Requirements ▸ Pull out from the material below all lines with "Always".

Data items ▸
##############################
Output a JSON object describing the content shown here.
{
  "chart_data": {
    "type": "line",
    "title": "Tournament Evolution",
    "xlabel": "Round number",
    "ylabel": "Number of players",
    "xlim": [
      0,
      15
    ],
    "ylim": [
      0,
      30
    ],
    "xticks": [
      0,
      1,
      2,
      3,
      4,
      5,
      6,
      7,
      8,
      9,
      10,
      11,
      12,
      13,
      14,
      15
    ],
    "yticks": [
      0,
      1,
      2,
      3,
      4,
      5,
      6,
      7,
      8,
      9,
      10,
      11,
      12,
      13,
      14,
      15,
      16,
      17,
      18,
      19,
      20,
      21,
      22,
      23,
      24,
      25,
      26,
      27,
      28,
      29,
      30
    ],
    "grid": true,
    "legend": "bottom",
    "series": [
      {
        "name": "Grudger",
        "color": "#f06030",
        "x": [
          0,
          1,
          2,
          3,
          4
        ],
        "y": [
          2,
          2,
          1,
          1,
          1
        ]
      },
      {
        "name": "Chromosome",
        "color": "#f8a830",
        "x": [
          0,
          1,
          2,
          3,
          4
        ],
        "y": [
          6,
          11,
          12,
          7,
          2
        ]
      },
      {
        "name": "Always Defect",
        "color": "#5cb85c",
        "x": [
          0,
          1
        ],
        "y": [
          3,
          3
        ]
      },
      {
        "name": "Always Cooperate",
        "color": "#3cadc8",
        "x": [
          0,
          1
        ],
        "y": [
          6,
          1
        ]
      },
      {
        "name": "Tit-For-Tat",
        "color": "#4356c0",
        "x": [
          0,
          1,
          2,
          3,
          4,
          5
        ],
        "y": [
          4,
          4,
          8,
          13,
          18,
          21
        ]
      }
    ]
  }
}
##############################
Solution to the exercise ▸
        "name": "Always Defect",
        "name": "Always Cooperate",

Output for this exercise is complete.